>>>>>

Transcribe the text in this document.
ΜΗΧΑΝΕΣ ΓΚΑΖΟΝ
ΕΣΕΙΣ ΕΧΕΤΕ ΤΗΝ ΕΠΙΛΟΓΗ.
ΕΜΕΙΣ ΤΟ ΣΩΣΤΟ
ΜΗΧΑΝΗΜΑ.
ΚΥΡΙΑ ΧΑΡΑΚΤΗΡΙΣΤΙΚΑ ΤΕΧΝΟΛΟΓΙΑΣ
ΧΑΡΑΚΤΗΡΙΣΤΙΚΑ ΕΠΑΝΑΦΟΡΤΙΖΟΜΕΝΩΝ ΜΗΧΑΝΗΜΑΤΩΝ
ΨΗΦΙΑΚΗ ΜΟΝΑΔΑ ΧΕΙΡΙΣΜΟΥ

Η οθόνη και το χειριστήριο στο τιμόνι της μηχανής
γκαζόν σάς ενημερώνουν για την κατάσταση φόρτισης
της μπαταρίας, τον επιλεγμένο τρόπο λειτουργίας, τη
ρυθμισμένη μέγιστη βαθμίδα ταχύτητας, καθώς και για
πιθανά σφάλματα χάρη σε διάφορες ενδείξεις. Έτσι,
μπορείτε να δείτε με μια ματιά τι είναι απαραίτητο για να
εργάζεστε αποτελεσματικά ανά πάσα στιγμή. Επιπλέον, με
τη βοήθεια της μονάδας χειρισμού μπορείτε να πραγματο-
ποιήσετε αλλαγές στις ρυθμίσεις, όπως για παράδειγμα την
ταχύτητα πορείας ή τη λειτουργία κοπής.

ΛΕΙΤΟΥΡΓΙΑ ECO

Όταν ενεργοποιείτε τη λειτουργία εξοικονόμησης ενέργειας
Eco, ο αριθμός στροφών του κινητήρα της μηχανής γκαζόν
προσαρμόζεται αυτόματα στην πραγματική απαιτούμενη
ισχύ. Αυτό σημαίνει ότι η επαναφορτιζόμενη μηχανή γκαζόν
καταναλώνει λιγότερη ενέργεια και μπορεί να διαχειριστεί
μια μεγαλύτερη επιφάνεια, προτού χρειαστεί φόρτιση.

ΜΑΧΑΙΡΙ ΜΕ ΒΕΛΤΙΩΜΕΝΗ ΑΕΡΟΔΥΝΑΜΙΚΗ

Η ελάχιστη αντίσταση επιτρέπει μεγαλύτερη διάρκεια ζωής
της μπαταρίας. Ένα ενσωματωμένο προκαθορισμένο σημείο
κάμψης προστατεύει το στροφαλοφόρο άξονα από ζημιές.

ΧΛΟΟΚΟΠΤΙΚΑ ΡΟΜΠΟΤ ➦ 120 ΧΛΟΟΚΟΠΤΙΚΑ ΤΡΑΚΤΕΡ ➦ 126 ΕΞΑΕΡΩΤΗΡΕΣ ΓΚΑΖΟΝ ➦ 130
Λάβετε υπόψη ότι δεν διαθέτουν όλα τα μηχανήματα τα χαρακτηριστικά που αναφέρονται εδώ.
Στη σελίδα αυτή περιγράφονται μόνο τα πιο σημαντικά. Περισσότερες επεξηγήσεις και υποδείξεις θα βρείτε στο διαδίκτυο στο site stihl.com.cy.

<<<<<

Each entry is to be returned in full, character for character.

Transcribe the text in this document.
ΜΗΧΑΝΕΣ ΓΚΑΖΟΝ
ΕΣΕΙΣ ΕΧΕΤΕ ΤΗΝ ΕΠΙΛΟΓΗ.
ΕΜΕΙΣ ΤΟ ΣΩΣΤΟ
ΜΗΧΑΝΗΜΑ.
ΚΥΡΙΑ ΧΑΡΑΚΤΗΡΙΣΤΙΚΑ ΤΕΧΝΟΛΟΓΙΑΣ
ΧΑΡΑΚΤΗΡΙΣΤΙΚΑ ΕΠΑΝΑΦΟΡΤΙΖΟΜΕΝΩΝ ΜΗΧΑΝΗΜΑΤΩΝ
ΨΗΦΙΑΚΗ ΜΟΝΑΔΑ ΧΕΙΡΙΣΜΟΥ

Η οθόνη και το χειριστήριο στο τιμόνι της μηχανής
γκαζόν σάς ενημερώνουν για την κατάσταση φόρτισης
της μπαταρίας, τον επιλεγμένο τρόπο λειτουργίας, τη
ρυθμισμένη μέγιστη βαθμίδα ταχύτητας, καθώς και για
πιθανά σφάλματα χάρη σε διάφορες ενδείξεις. Έτσι,
μπορείτε να δείτε με μια ματιά τι είναι απαραίτητο για να
εργάζεστε αποτελεσματικά ανά πάσα στιγμή. Επιπλέον, με
τη βοήθεια της μονάδας χειρισμού μπορείτε να πραγματο-
ποιήσετε αλλαγές στις ρυθμίσεις, όπως για παράδειγμα την
ταχύτητα πορείας ή τη λειτουργία κοπής.

ΛΕΙΤΟΥΡΓΙΑ ECO

Όταν ενεργοποιείτε τη λειτουργία εξοικονόμησης ενέργειας
Eco, ο αριθμός στροφών του κινητήρα της μηχανής γκαζόν
προσαρμόζεται αυτόματα στην πραγματική απαιτούμενη
ισχύ. Αυτό σημαίνει ότι η επαναφορτιζόμενη μηχανή γκαζόν
καταναλώνει λιγότερη ενέργεια και μπορεί να διαχειριστεί
μια μεγαλύτερη επιφάνεια, προτού χρειαστεί φόρτιση.

ΜΑΧΑΙΡΙ ΜΕ ΒΕΛΤΙΩΜΕΝΗ ΑΕΡΟΔΥΝΑΜΙΚΗ

Η ελάχιστη αντίσταση επιτρέπει μεγαλύτερη διάρκεια ζωής
της μπαταρίας. Ένα ενσωματωμένο προκαθορισμένο σημείο
κάμψης προστατεύει το στροφαλοφόρο άξονα από ζημιές.

ΧΛΟΟΚΟΠΤΙΚΑ ΡΟΜΠΟΤ ➦ 120 ΧΛΟΟΚΟΠΤΙΚΑ ΤΡΑΚΤΕΡ ➦ 126 ΕΞΑΕΡΩΤΗΡΕΣ ΓΚΑΖΟΝ ➦ 130
Λάβετε υπόψη ότι δεν διαθέτουν όλα τα μηχανήματα τα χαρακτηριστικά που αναφέρονται εδώ.
Στη σελίδα αυτή περιγράφονται μόνο τα πιο σημαντικά. Περισσότερες επεξηγήσεις και υποδείξεις θα βρείτε στο διαδίκτυο στο site stihl.com.cy.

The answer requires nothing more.